— WHAT THE TASK ASKS —
Extract the text of every entry below exactly; leave images out.

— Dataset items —
++++++

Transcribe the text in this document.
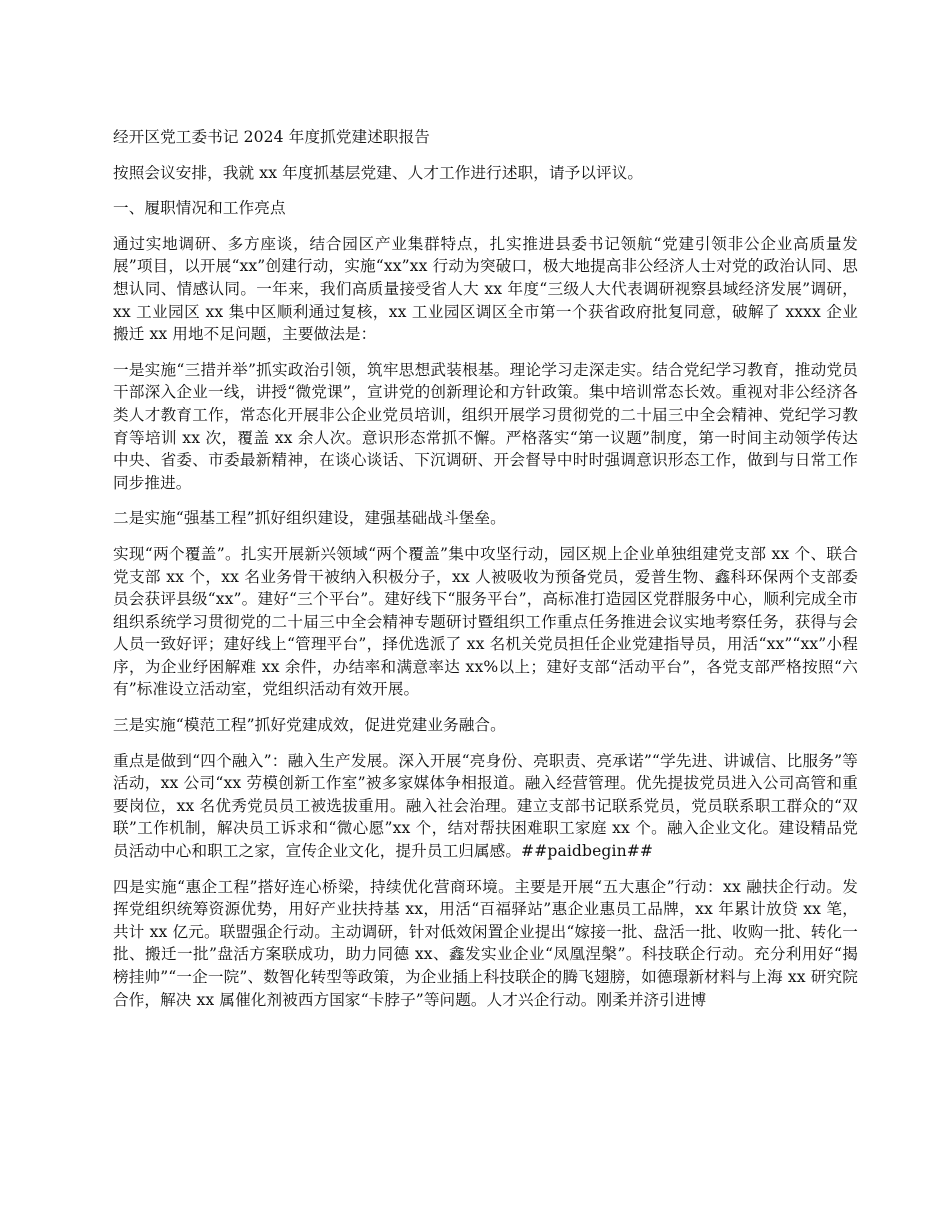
经开区党工委书记 2024 年度抓党建述职报告

按照会议安排，我就 xx 年度抓基层党建、人才工作进行述职，请予以评议。

一、履职情况和工作亮点

通过实地调研、多方座谈，结合园区产业集群特点，扎实推进县委书记领航“党建引领非公企业高质量发展”项目，以开展“xx”创建行动，实施“xx”xx 行动为突破口，极大地提高非公经济人士对党的政治认同、思想认同、情感认同。一年来，我们高质量接受省人大 xx 年度“三级人大代表调研视察县域经济发展”调研，xx 工业园区 xx 集中区顺利通过复核，xx 工业园区调区全市第一个获省政府批复同意，破解了 xxxx 企业搬迁 xx 用地不足问题，主要做法是：

一是实施“三措并举”抓实政治引领，筑牢思想武装根基。理论学习走深走实。结合党纪学习教育，推动党员干部深入企业一线，讲授“微党课”，宣讲党的创新理论和方针政策。集中培训常态长效。重视对非公经济各类人才教育工作，常态化开展非公企业党员培训，组织开展学习贯彻党的二十届三中全会精神、党纪学习教育等培训 xx 次，覆盖 xx 余人次。意识形态常抓不懈。严格落实“第一议题”制度，第一时间主动领学传达中央、省委、市委最新精神，在谈心谈话、下沉调研、开会督导中时时强调意识形态工作，做到与日常工作同步推进。

二是实施“强基工程”抓好组织建设，建强基础战斗堡垒。

实现“两个覆盖”。扎实开展新兴领域“两个覆盖”集中攻坚行动，园区规上企业单独组建党支部 xx 个、联合党支部 xx 个，xx 名业务骨干被纳入积极分子，xx 人被吸收为预备党员，爱普生物、鑫科环保两个支部委员会获评县级“xx”。建好“三个平台”。建好线下“服务平台”，高标准打造园区党群服务中心，顺利完成全市组织系统学习贯彻党的二十届三中全会精神专题研讨暨组织工作重点任务推进会议实地考察任务，获得与会人员一致好评；建好线上“管理平台”，择优选派了 xx 名机关党员担任企业党建指导员，用活“xx”“xx”小程序，为企业纾困解难 xx 余件，办结率和满意率达 xx%以上；建好支部“活动平台”，各党支部严格按照“六有”标准设立活动室，党组织活动有效开展。

三是实施“模范工程”抓好党建成效，促进党建业务融合。

重点是做到“四个融入”：融入生产发展。深入开展“亮身份、亮职责、亮承诺”“学先进、讲诚信、比服务”等活动，xx 公司“xx 劳模创新工作室”被多家媒体争相报道。融入经营管理。优先提拔党员进入公司高管和重要岗位，xx 名优秀党员员工被选拔重用。融入社会治理。建立支部书记联系党员，党员联系职工群众的“双联”工作机制，解决员工诉求和“微心愿”xx 个，结对帮扶困难职工家庭 xx 个。融入企业文化。建设精品党员活动中心和职工之家，宣传企业文化，提升员工归属感。##paidbegin##

四是实施“惠企工程”搭好连心桥梁，持续优化营商环境。主要是开展“五大惠企”行动：xx 融扶企行动。发挥党组织统筹资源优势，用好产业扶持基 xx，用活“百福驿站”惠企业惠员工品牌，xx 年累计放贷 xx 笔，共计 xx 亿元。联盟强企行动。主动调研，针对低效闲置企业提出“嫁接一批、盘活一批、收购一批、转化一批、搬迁一批”盘活方案联成功，助力同德 xx、鑫发实业企业“凤凰涅槃”。科技联企行动。充分利用好“揭榜挂帅”“一企一院”、数智化转型等政策，为企业插上科技联企的腾飞翅膀，如德璟新材料与上海 xx 研究院合作，解决 xx 属催化剂被西方国家“卡脖子”等问题。人才兴企行动。刚柔并济引进博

++++++

— ANSWER TO THE EXERCISE —
Transcribe the text in this document.
经开区党工委书记 2024 年度抓党建述职报告

按照会议安排，我就 xx 年度抓基层党建、人才工作进行述职，请予以评议。

一、履职情况和工作亮点

通过实地调研、多方座谈，结合园区产业集群特点，扎实推进县委书记领航“党建引领非公企业高质量发展”项目，以开展“xx”创建行动，实施“xx”xx 行动为突破口，极大地提高非公经济人士对党的政治认同、思想认同、情感认同。一年来，我们高质量接受省人大 xx 年度“三级人大代表调研视察县域经济发展”调研，xx 工业园区 xx 集中区顺利通过复核，xx 工业园区调区全市第一个获省政府批复同意，破解了 xxxx 企业搬迁 xx 用地不足问题，主要做法是：

一是实施“三措并举”抓实政治引领，筑牢思想武装根基。理论学习走深走实。结合党纪学习教育，推动党员干部深入企业一线，讲授“微党课”，宣讲党的创新理论和方针政策。集中培训常态长效。重视对非公经济各类人才教育工作，常态化开展非公企业党员培训，组织开展学习贯彻党的二十届三中全会精神、党纪学习教育等培训 xx 次，覆盖 xx 余人次。意识形态常抓不懈。严格落实“第一议题”制度，第一时间主动领学传达中央、省委、市委最新精神，在谈心谈话、下沉调研、开会督导中时时强调意识形态工作，做到与日常工作同步推进。

二是实施“强基工程”抓好组织建设，建强基础战斗堡垒。

实现“两个覆盖”。扎实开展新兴领域“两个覆盖”集中攻坚行动，园区规上企业单独组建党支部 xx 个、联合党支部 xx 个，xx 名业务骨干被纳入积极分子，xx 人被吸收为预备党员，爱普生物、鑫科环保两个支部委员会获评县级“xx”。建好“三个平台”。建好线下“服务平台”，高标准打造园区党群服务中心，顺利完成全市组织系统学习贯彻党的二十届三中全会精神专题研讨暨组织工作重点任务推进会议实地考察任务，获得与会人员一致好评；建好线上“管理平台”，择优选派了 xx 名机关党员担任企业党建指导员，用活“xx”“xx”小程序，为企业纾困解难 xx 余件，办结率和满意率达 xx%以上；建好支部“活动平台”，各党支部严格按照“六有”标准设立活动室，党组织活动有效开展。

三是实施“模范工程”抓好党建成效，促进党建业务融合。

重点是做到“四个融入”：融入生产发展。深入开展“亮身份、亮职责、亮承诺”“学先进、讲诚信、比服务”等活动，xx 公司“xx 劳模创新工作室”被多家媒体争相报道。融入经营管理。优先提拔党员进入公司高管和重要岗位，xx 名优秀党员员工被选拔重用。融入社会治理。建立支部书记联系党员，党员联系职工群众的“双联”工作机制，解决员工诉求和“微心愿”xx 个，结对帮扶困难职工家庭 xx 个。融入企业文化。建设精品党员活动中心和职工之家，宣传企业文化，提升员工归属感。##paidbegin##

四是实施“惠企工程”搭好连心桥梁，持续优化营商环境。主要是开展“五大惠企”行动：xx 融扶企行动。发挥党组织统筹资源优势，用好产业扶持基 xx，用活“百福驿站”惠企业惠员工品牌，xx 年累计放贷 xx 笔，共计 xx 亿元。联盟强企行动。主动调研，针对低效闲置企业提出“嫁接一批、盘活一批、收购一批、转化一批、搬迁一批”盘活方案联成功，助力同德 xx、鑫发实业企业“凤凰涅槃”。科技联企行动。充分利用好“揭榜挂帅”“一企一院”、数智化转型等政策，为企业插上科技联企的腾飞翅膀，如德璟新材料与上海 xx 研究院合作，解决 xx 属催化剂被西方国家“卡脖子”等问题。人才兴企行动。刚柔并济引进博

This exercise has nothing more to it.